* Page excerpt *
+-------+

On my knees, quite honestly. I am not sure how we are going to make half term let alone Easter. I am so angry at this Government for treating working parents in this way. School don't care as we aren't key workers or vulnerable enough - not sure how KS1 kids unsupervised for 7 hours a day doesn't make them vulnerable?! My kids have no chance and the guilt is immense.

Parkmama · 24/01/2021 15:29

2 x WFH parents and 2 x primary age DC and it's hideous. We are grateful for our health and our jobs but living like this is not sustainable. As others have said, employers suggest flexibility but the volume of work remains. Feel like we're being left to get in with it with no end in sight, I can't believe schools will open after Feb half term.

trilbydoll · 24/01/2021 15:29

DC are 5 and 7, Y1 and Y3. Very impressed with the school provision, and we are lucky that the kids can get it done in about half a day.

DH is working 6am-10am then doing the vast majority of the homeschool while I have 3-4 hours uninterrupted. Then I work downstairs while also half supervising the kids. In theory DH should only do another 3 hours or so but he's been so busy he's been locked away until 7pm most days.

It's relentless for DH, he's absolutely exhausted. I don't think I'm producing much quality output in the afternoons so I feel guilty about that.

It is what it is. Kids have been really well behaved actually and so far entertaining themselves quite well. But it is so much harder than it needs to be, if anyone could be bothered to give schools 5 minutes of thought. Even if they could have 2 days in school it would make a huge difference.

absolutelyknackeredcow · 24/01/2021 17:28

In theory we should be fine- school have been excellent, both parents wfh and we have an our after school nanny whose been coming in to help a few days a week.
In reality, it's very hard. For the kids it's just endless work, no fun. Both me and DH are in zoom meetings all day every day. We struggle to get them out the house every morning for a wet cold walk because what's the point. Eldest (year 5) showing real signs of MH issues. Youngest year3 needs one to one to do anything. Both ours were out from March - sept 2020 and I'm exhausted

Xenia · 24/01/2021 22:01

Sending them in when it is allowed by the regulations might be one way to effect change and also even out inequalities in schools where more are in than not.

GoldenOmber · 24/01/2021 22:53

Just looked at the total of 'home learning' tasks we have to complete tomorrow and HAHAHAHAHA. Christ.

+-------+

[Saved entries]

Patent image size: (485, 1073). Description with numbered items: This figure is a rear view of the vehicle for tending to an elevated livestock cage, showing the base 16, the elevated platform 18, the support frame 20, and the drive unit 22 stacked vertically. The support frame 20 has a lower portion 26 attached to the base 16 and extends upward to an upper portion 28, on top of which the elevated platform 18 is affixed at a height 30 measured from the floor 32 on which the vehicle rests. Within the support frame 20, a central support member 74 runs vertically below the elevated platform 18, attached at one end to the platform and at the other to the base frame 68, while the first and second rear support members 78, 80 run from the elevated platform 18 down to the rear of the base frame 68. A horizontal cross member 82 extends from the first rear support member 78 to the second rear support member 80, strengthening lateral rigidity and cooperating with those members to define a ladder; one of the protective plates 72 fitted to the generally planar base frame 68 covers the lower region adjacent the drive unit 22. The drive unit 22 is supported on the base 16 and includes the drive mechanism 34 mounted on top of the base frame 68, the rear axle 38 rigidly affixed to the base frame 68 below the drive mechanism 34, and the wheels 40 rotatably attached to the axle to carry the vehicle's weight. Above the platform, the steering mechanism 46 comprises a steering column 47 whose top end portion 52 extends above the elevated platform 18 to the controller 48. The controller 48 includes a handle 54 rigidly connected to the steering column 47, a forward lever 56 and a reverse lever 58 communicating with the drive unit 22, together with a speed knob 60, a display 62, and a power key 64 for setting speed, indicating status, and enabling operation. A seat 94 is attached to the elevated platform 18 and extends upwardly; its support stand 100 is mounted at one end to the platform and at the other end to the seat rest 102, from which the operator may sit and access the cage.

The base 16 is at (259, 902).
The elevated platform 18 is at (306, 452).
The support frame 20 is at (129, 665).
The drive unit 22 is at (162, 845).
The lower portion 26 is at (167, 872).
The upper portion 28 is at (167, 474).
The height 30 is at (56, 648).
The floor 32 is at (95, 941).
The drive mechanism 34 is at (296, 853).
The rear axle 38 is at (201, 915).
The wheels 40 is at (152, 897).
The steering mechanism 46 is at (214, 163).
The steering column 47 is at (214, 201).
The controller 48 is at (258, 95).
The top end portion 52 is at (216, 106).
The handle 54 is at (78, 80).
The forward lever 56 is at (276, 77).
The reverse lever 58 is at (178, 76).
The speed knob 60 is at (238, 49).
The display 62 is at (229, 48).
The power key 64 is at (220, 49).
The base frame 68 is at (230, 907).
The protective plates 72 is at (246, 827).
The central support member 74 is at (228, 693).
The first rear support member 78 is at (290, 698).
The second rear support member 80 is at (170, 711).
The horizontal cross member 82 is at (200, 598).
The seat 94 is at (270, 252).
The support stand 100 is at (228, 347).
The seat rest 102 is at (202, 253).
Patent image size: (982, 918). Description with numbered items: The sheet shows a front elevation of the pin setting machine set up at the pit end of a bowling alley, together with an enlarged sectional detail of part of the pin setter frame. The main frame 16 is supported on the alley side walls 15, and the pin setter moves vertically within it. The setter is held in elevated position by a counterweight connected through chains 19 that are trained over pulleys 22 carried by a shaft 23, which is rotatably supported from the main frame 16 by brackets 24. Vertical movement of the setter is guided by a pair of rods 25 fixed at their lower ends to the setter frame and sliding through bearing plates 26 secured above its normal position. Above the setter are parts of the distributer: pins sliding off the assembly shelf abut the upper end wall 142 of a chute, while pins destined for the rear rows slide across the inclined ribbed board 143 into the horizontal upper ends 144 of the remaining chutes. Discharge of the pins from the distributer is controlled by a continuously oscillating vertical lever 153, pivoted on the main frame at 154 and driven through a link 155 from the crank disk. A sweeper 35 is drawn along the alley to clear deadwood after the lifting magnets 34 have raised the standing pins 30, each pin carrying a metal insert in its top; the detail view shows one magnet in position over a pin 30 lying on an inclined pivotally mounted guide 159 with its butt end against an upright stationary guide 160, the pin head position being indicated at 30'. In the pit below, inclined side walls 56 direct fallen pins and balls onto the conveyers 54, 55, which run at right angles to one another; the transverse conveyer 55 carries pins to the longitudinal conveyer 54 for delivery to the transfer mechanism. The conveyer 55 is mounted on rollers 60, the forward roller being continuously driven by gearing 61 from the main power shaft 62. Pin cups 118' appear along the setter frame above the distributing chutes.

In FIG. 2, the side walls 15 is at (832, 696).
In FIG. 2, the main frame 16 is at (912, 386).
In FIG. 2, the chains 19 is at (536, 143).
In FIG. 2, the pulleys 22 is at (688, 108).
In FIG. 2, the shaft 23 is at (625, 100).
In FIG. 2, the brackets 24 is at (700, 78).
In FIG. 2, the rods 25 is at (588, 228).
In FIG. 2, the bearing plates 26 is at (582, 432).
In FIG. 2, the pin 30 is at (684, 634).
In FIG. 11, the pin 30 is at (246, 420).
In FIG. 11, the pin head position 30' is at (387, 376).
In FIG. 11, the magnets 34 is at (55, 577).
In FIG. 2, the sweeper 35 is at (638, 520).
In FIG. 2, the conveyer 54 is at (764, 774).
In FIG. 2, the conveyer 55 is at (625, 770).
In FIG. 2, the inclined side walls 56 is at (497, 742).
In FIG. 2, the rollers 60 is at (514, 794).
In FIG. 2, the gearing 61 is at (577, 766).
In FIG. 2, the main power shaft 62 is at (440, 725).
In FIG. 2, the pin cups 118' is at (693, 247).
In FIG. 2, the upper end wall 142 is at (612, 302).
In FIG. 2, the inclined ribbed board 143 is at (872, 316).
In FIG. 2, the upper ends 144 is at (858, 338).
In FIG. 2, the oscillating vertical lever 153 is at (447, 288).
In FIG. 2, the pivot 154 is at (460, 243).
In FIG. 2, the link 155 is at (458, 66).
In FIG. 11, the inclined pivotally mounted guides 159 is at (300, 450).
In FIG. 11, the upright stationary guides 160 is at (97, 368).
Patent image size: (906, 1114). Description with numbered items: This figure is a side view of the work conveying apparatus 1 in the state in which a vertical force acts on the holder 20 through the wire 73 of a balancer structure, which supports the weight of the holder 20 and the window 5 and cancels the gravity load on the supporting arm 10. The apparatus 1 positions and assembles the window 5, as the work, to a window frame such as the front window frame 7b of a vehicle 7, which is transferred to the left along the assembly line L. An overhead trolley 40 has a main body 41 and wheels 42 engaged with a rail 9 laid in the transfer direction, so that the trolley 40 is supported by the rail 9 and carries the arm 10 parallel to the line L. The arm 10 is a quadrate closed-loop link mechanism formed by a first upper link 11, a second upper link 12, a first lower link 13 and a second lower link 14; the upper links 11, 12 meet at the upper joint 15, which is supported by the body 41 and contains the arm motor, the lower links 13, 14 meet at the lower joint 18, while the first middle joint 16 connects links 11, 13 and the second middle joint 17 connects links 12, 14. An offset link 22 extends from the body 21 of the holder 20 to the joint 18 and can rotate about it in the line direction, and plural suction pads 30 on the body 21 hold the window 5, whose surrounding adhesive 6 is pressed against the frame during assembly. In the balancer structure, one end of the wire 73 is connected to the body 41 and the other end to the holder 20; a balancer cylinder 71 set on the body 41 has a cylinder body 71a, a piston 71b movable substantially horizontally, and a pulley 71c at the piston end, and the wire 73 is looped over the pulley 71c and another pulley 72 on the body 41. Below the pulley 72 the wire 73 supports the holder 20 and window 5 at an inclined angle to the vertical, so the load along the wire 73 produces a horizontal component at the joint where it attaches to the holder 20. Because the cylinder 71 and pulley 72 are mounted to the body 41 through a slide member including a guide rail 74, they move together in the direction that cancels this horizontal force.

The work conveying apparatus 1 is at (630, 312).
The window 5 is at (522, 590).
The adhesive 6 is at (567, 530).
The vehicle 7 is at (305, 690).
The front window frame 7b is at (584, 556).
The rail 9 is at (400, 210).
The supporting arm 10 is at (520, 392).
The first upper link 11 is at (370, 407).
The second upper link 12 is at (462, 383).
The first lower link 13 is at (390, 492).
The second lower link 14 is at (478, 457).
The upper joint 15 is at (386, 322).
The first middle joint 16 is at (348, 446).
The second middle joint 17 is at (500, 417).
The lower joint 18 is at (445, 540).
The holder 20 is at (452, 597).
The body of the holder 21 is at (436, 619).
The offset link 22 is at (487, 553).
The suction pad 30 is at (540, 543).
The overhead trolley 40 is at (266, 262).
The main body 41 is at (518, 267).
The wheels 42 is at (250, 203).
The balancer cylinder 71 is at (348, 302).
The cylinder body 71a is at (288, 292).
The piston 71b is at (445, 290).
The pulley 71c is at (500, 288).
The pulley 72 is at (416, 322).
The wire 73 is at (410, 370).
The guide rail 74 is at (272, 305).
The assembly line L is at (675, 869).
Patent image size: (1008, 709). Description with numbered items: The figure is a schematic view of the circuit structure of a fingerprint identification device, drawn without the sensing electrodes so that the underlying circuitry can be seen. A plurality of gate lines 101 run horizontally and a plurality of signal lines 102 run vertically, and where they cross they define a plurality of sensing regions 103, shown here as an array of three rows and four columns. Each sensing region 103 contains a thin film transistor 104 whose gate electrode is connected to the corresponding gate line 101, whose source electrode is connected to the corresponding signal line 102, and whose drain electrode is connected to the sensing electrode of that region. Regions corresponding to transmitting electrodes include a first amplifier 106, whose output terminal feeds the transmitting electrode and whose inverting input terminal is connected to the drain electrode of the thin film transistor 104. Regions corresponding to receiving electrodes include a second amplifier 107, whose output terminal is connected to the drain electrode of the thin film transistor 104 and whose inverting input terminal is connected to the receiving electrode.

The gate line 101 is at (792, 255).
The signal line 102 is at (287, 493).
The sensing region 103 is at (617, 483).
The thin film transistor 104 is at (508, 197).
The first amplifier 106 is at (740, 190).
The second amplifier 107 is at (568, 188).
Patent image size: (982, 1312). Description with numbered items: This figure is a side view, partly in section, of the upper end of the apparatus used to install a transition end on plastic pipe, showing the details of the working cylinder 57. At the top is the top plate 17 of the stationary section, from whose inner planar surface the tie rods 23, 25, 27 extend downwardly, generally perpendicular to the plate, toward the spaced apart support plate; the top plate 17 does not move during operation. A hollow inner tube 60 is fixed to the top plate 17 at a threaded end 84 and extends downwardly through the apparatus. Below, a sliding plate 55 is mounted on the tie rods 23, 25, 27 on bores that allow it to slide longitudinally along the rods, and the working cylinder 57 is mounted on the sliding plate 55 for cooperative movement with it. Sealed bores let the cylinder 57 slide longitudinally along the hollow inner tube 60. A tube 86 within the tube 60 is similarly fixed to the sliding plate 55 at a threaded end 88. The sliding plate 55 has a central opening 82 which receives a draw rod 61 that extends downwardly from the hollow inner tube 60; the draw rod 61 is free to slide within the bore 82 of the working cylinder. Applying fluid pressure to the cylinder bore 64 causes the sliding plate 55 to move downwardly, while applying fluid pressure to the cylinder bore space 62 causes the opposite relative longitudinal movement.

+-------+

* What this exercise asks *
- A) In the forum thread, which hours does DH work before taking on most of the homeschooling?
- B) List every username that appears with a timestamp in the forum thread.
- C) Output everything in the forum thread from "In theory we" down to "in than not.".
These rows are separate material and stand apart from the forum thread.

* Exercise responses *
- A) 6am to 10am.

- B) Parkmama, trilbydoll, absolutelyknackeredcow, Xenia, GoldenOmber

- C)
In theory we should be fine- school have been excellent, both parents wfh and we have an our after school nanny whose been coming in to help a few days a week.
In reality, it's very hard. For the kids it's just endless work, no fun. Both me and DH are in zoom meetings all day every day. We struggle to get them out the house every morning for a wet cold walk because what's the point. Eldest (year 5) showing real signs of MH issues. Youngest year3 needs one to one to do anything. Both ours were out from March - sept 2020 and I'm exhausted

Xenia · 24/01/2021 22:01

Sending them in when it is allowed by the regulations might be one way to effect change and also even out inequalities in schools where more are in than not.